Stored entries
---

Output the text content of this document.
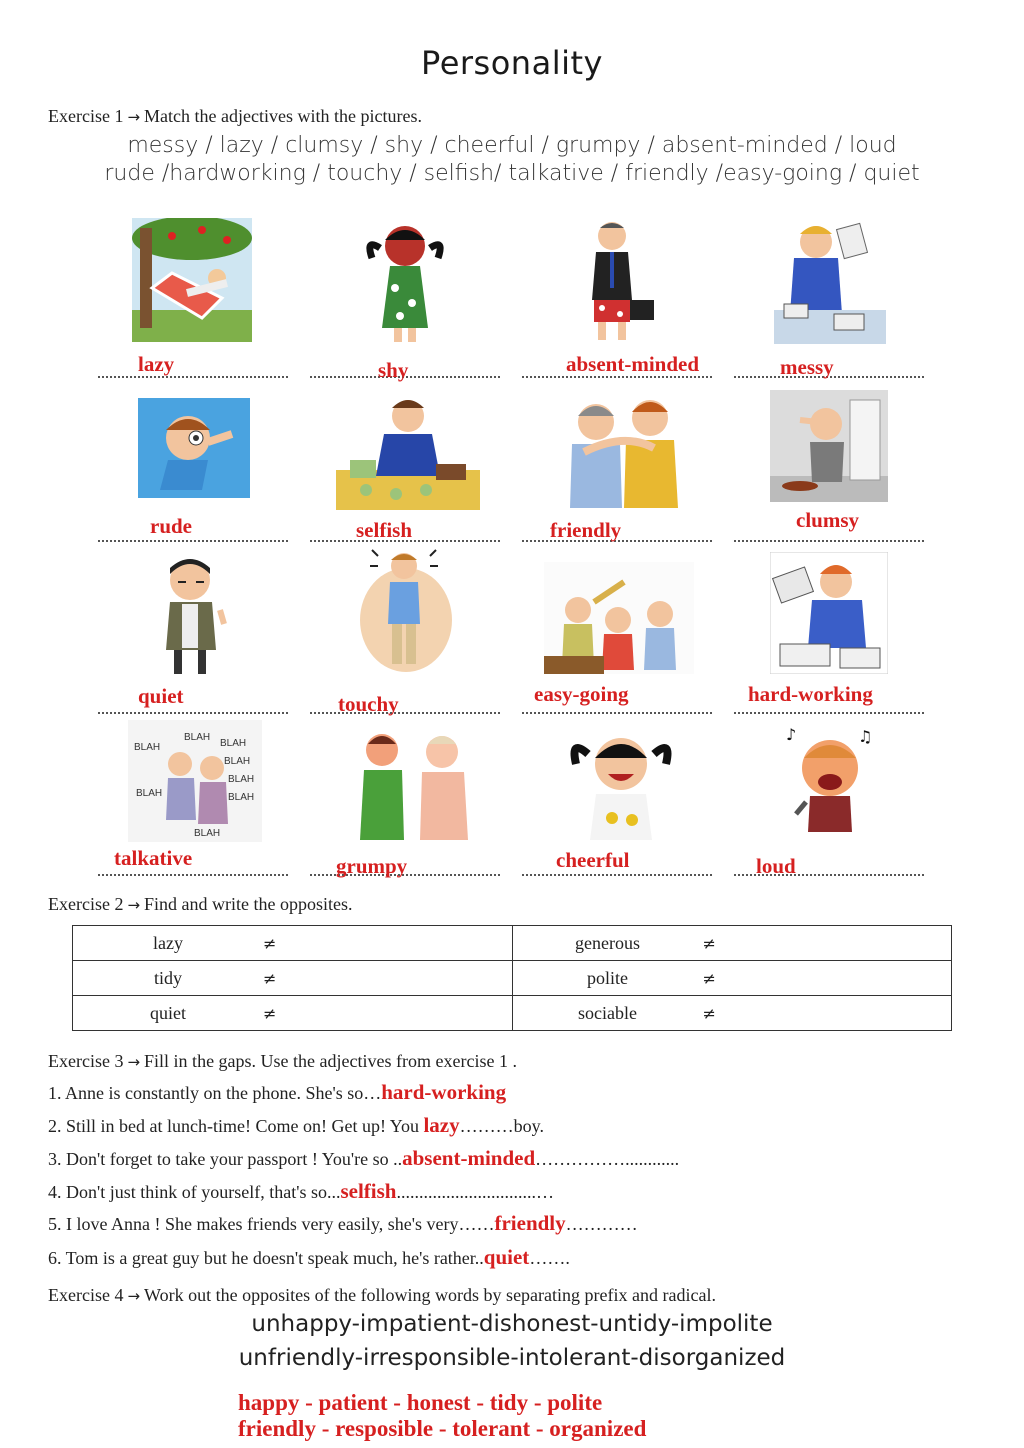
Personality
Exercise 1 → Match the adjectives with the pictures.
messy / lazy / clumsy / shy / cheerful / grumpy / absent-minded / loud
rude /hardworking / touchy / selfish/ talkative / friendly /easy-going / quiet
lazy	shy	absent-minded	messy
rude	selfish	friendly	clumsy
quiet	touchy	easy-going	hard-working
BLAH
BLAH
BLAH
BLAH
BLAH
BLAH	BLAH
BLAH
talkative	grumpy	cheerful
♪	♫
loud
Exercise 2 → Find and write the opposites.
lazy ≠	generous ≠
tidy ≠	polite ≠
quiet ≠	sociable ≠
Exercise 3 → Fill in the gaps. Use the adjectives from exercise 1 .
1. Anne is constantly on the phone. She's so…hard-working
2. Still in bed at lunch-time! Come on! Get up! You lazy………boy.
3. Don't forget to take your passport ! You're so ..absent-minded……………............
4. Don't just think of yourself, that's so...selfish...............................…
5. I love Anna ! She makes friends very easily, she's very……friendly…………
6. Tom is a great guy but he doesn't speak much, he's rather..quiet…….
Exercise 4 → Work out the opposites of the following words by separating prefix and radical.
unhappy-impatient-dishonest-untidy-impolite
unfriendly-irresponsible-intolerant-disorganized
happy - patient - honest - tidy - polite
friendly - resposible - tolerant - organized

---

What this task involves
Exactly how many lines contain "minded"? State the number and nothing else.

Expected output
3